EXERCISE DIRECTIONS:
Select, from the material below, each line with "footer" in it.
━━━━
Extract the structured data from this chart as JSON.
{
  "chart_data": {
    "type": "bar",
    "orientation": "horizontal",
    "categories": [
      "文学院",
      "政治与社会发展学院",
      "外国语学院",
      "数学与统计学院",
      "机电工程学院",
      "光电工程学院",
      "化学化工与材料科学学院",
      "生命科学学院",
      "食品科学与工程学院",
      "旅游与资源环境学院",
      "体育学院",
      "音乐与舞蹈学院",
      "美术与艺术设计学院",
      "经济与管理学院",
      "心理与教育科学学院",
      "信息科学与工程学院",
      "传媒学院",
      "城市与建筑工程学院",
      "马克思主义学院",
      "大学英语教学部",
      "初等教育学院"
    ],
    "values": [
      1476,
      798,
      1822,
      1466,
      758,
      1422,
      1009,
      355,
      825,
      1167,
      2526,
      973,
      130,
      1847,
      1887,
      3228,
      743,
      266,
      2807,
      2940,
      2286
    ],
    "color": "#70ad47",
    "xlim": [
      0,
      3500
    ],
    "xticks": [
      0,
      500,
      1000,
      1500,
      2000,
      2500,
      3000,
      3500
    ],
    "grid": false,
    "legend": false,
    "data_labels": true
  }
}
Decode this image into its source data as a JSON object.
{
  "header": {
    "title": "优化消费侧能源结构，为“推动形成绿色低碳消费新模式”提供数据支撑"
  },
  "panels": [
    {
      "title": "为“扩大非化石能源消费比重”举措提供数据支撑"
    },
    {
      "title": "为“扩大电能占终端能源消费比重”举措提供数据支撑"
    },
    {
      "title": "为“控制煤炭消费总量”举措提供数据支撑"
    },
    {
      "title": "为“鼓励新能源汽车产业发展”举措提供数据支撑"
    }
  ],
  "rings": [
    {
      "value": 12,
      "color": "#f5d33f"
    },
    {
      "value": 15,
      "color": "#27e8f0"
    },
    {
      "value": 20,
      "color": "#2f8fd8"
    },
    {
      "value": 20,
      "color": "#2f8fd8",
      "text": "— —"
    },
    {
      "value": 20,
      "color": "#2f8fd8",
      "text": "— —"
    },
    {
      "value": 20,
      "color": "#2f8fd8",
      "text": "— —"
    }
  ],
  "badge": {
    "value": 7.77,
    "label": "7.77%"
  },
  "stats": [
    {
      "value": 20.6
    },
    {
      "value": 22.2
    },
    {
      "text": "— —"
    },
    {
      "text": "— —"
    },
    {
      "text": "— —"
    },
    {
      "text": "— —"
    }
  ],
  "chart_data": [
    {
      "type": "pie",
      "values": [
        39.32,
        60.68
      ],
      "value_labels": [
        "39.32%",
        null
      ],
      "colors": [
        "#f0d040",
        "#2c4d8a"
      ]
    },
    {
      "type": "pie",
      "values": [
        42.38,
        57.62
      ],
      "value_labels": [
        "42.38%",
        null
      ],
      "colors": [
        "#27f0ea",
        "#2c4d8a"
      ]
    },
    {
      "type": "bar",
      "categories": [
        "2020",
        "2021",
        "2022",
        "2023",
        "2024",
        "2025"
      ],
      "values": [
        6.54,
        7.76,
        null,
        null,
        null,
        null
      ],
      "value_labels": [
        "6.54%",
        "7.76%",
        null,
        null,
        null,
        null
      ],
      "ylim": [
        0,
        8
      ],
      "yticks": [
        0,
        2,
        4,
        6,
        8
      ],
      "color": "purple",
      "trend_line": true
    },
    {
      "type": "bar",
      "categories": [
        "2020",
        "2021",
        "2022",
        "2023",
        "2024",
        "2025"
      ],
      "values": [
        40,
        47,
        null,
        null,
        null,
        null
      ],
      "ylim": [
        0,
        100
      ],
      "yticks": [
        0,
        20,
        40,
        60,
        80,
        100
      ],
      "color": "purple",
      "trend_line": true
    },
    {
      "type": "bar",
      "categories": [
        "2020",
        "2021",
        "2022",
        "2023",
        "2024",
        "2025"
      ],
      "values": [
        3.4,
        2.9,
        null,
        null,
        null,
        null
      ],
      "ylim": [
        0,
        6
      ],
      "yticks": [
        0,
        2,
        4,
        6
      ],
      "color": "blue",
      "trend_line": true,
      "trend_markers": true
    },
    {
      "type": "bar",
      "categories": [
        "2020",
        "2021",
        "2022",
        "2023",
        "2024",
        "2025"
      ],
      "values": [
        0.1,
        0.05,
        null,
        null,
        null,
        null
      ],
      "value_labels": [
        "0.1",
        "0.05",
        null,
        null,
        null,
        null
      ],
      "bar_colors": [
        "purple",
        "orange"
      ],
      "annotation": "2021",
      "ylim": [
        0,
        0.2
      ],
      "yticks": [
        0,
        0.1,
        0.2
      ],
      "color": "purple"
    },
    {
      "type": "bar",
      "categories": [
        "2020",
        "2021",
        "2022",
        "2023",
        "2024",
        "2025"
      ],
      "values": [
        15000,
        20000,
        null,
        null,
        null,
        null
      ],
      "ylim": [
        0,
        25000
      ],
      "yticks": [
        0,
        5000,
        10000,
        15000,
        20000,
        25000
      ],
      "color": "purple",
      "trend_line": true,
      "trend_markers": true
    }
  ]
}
━━━━
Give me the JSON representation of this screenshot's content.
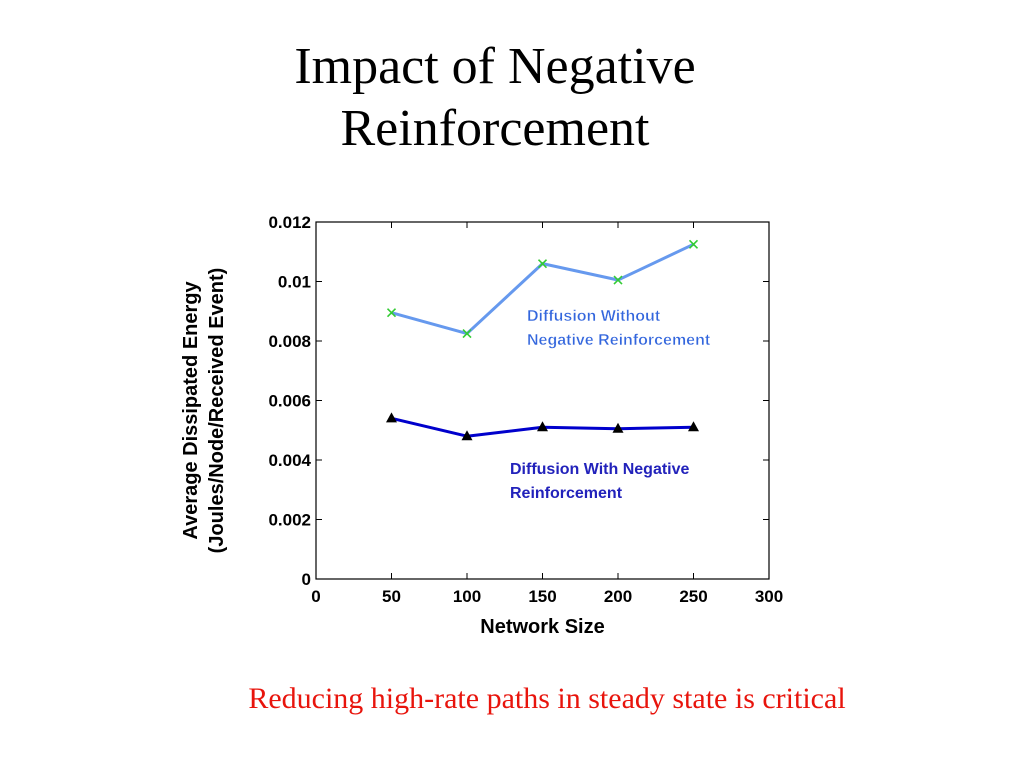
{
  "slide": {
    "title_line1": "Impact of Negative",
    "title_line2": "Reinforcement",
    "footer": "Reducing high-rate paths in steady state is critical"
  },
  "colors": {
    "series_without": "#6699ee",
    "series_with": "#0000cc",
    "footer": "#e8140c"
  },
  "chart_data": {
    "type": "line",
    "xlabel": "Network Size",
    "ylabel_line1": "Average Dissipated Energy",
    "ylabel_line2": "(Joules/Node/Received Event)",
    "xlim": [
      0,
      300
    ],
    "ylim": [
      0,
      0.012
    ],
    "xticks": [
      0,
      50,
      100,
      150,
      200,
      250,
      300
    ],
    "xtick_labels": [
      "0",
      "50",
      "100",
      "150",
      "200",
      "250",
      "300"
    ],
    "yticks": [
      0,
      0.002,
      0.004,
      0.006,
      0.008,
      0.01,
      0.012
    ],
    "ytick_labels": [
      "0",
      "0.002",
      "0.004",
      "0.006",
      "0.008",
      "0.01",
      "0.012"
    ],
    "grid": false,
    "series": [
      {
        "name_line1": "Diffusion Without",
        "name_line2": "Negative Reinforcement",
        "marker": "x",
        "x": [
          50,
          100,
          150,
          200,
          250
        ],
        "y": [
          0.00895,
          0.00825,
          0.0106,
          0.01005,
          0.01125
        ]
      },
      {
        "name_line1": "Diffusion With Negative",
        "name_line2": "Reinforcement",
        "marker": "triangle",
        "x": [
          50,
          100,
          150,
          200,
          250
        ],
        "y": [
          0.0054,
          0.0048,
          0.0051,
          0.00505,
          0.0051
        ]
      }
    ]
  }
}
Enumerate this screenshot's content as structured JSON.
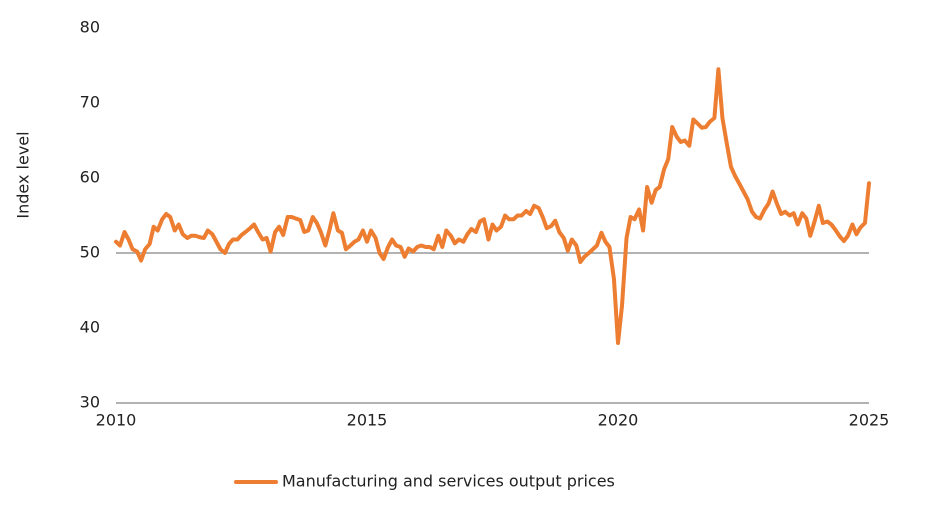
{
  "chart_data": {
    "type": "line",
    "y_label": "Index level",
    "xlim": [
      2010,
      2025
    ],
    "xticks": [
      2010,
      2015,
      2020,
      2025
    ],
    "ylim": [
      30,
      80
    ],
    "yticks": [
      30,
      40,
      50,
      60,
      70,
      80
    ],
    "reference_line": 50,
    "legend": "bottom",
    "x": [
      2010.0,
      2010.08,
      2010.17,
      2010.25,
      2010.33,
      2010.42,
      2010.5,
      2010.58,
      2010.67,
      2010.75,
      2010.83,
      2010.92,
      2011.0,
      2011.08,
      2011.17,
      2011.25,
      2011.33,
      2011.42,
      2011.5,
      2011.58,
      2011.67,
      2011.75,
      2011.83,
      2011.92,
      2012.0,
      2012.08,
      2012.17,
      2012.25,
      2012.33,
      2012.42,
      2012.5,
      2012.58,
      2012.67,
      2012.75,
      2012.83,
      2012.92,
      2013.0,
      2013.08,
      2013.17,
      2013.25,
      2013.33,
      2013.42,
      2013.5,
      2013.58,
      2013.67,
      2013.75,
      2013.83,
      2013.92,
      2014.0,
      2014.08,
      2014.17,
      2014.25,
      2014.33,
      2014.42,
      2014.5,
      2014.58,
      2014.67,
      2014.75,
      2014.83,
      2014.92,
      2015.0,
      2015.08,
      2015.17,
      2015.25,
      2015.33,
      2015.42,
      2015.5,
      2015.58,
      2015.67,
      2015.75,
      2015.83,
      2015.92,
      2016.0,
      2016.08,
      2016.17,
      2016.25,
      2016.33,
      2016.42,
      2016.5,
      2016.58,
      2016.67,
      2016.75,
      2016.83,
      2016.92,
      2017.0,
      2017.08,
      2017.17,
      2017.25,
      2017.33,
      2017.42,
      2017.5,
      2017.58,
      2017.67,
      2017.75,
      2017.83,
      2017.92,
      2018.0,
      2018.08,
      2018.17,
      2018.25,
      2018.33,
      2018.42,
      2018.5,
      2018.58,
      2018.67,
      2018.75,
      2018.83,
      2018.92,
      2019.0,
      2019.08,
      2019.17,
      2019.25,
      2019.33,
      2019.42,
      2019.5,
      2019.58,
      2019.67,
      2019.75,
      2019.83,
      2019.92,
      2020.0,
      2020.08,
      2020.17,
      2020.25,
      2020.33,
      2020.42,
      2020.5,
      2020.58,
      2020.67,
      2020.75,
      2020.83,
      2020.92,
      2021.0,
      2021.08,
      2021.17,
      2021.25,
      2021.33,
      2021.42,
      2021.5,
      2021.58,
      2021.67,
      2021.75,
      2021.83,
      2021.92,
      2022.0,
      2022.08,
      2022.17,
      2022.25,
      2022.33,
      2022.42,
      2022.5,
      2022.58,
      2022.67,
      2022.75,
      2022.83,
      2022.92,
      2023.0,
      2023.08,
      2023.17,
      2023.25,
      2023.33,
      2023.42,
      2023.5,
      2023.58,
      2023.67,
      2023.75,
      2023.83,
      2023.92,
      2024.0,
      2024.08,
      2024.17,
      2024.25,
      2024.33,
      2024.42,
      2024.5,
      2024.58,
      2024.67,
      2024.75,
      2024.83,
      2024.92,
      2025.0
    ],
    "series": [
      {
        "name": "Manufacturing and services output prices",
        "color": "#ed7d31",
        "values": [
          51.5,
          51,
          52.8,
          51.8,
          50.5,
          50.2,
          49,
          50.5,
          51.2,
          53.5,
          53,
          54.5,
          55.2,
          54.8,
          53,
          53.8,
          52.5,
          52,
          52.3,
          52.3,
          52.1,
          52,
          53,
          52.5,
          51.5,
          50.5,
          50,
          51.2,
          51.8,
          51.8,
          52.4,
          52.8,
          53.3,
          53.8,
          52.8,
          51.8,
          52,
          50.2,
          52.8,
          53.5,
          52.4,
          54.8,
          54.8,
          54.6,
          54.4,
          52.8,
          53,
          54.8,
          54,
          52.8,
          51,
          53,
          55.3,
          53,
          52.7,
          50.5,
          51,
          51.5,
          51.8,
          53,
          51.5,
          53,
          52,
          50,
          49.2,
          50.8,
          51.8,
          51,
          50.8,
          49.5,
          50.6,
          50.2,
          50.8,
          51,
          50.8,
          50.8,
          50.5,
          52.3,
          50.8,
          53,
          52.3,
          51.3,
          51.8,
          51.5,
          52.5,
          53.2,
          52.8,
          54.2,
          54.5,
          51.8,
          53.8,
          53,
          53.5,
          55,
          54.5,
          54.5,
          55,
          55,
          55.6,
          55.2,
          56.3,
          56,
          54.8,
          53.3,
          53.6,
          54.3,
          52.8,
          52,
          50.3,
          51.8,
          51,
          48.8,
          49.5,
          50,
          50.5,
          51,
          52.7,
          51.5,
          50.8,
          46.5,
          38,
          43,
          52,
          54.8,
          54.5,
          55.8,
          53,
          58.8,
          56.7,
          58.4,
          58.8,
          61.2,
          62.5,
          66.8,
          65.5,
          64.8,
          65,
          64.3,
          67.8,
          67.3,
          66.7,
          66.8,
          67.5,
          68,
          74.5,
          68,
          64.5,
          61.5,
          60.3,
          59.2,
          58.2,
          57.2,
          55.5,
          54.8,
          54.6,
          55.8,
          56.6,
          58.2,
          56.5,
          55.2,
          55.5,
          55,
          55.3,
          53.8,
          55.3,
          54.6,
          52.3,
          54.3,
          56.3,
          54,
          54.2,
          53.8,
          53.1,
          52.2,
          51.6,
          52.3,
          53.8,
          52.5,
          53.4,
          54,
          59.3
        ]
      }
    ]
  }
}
━━━━
CORRECT ANSWER:
    "footer": "Reducing high-rate paths in steady state is critical"
    "footer": "#e8140c"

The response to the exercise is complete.